- **Extrait fourni**
□ □ □ □ □

Normand Lester promet des révélations sur Option Canada dans son livre

Option Canada


Le journaliste Normand Lester promet "beaucoup de révélations" dans son livre qui paraîtra jeudi, intitulé "Les secrets d'Option Canada", un organisme institué dans le cadre de la campagne référendaire de 1995.
"Enfin on sait où est passé tout l'argent, à la cent près, et ça va être dans le livre", a-t-il lancé, lors de sa dernière chronique, vendredi, à la station de radio CKAC.
M. Lester, qui refuse pour le moment d'accorder des entrevues, rencontrera la presse lundi, en compagnie du co-auteur de l'ouvrage, Robin Philpot, et de la maison d'édition Les Intouchables.
Dans son édition de vendredi, le quotidien The Globe and Mail révélait qu'à la demande de Patrimoine Canada, la Gendarmerie royale du Canada examinait présentement les circonstances entourant le versement de subventions de 4,8 millions $ du gouvernement fédéral à Option Canada.
Le quotidien torontois précisait que deux employés de Patrimoine Canada avaient été questionnés le 23 décembre dernier, dans ce contexte.
La GRC ne parle toutefois pas d'enquête criminelle.

□ □ □ □ □

Données d'analyse de mise en page:
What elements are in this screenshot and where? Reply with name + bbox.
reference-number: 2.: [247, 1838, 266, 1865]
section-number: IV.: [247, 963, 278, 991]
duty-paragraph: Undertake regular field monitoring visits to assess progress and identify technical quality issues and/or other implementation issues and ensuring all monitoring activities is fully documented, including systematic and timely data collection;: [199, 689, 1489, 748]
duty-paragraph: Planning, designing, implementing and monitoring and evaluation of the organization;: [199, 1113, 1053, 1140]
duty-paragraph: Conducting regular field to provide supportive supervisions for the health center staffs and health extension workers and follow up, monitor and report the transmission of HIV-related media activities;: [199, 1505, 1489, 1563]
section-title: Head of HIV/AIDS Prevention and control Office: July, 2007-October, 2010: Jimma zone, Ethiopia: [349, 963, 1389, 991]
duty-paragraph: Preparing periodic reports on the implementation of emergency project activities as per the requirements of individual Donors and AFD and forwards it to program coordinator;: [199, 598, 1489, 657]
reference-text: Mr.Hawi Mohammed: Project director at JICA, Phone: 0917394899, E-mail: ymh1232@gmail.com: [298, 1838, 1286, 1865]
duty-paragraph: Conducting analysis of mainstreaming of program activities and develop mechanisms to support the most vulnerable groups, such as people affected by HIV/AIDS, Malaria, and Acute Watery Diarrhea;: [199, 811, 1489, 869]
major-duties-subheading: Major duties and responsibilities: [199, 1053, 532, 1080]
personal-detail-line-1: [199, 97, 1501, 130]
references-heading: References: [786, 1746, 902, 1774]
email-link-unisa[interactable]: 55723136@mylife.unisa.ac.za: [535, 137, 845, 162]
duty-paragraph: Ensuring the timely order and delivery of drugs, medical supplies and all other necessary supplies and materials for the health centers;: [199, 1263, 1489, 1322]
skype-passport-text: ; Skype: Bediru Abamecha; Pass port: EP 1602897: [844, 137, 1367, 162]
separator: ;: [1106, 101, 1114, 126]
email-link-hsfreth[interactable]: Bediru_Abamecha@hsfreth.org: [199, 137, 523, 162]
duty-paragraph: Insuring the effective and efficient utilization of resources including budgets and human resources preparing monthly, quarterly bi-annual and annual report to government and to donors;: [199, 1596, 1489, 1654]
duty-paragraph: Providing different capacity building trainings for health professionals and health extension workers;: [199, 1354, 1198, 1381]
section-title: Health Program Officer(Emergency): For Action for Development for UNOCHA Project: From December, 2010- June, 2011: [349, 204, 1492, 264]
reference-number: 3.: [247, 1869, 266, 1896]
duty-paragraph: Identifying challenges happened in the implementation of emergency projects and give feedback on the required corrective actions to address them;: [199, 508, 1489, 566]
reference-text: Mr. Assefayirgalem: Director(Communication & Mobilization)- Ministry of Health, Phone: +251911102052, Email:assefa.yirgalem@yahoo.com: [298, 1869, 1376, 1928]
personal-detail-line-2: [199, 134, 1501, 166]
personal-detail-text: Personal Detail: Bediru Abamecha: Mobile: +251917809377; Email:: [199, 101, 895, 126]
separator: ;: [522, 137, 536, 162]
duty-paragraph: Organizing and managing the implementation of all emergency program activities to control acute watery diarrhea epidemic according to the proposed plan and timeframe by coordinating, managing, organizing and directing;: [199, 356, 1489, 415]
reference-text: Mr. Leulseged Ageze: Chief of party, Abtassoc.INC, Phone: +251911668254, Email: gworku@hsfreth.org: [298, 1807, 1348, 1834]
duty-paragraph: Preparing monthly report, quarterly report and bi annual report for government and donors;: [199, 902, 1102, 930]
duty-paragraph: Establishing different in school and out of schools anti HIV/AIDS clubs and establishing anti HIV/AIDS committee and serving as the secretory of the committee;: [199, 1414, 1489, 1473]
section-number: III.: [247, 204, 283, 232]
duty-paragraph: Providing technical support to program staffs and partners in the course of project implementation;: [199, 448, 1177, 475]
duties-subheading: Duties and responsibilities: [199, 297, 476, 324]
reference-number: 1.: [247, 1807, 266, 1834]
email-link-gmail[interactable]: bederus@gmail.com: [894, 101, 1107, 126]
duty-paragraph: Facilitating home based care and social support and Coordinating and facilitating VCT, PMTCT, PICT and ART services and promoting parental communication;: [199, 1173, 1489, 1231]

□ □ □ □ □

- **Consigne**
Pourriez-vous extraire l'article sur Option Canada en entier, sans y changer un mot ? Ces items constituent un matériau distinct de l'article.

- **Réponse**
Normand Lester promet des révélations sur Option Canada dans son livre

Option Canada


Le journaliste Normand Lester promet "beaucoup de révélations" dans son livre qui paraîtra jeudi, intitulé "Les secrets d'Option Canada", un organisme institué dans le cadre de la campagne référendaire de 1995.
"Enfin on sait où est passé tout l'argent, à la cent près, et ça va être dans le livre", a-t-il lancé, lors de sa dernière chronique, vendredi, à la station de radio CKAC.
M. Lester, qui refuse pour le moment d'accorder des entrevues, rencontrera la presse lundi, en compagnie du co-auteur de l'ouvrage, Robin Philpot, et de la maison d'édition Les Intouchables.
Dans son édition de vendredi, le quotidien The Globe and Mail révélait qu'à la demande de Patrimoine Canada, la Gendarmerie royale du Canada examinait présentement les circonstances entourant le versement de subventions de 4,8 millions $ du gouvernement fédéral à Option Canada.
Le quotidien torontois précisait que deux employés de Patrimoine Canada avaient été questionnés le 23 décembre dernier, dans ce contexte.
La GRC ne parle toutefois pas d'enquête criminelle.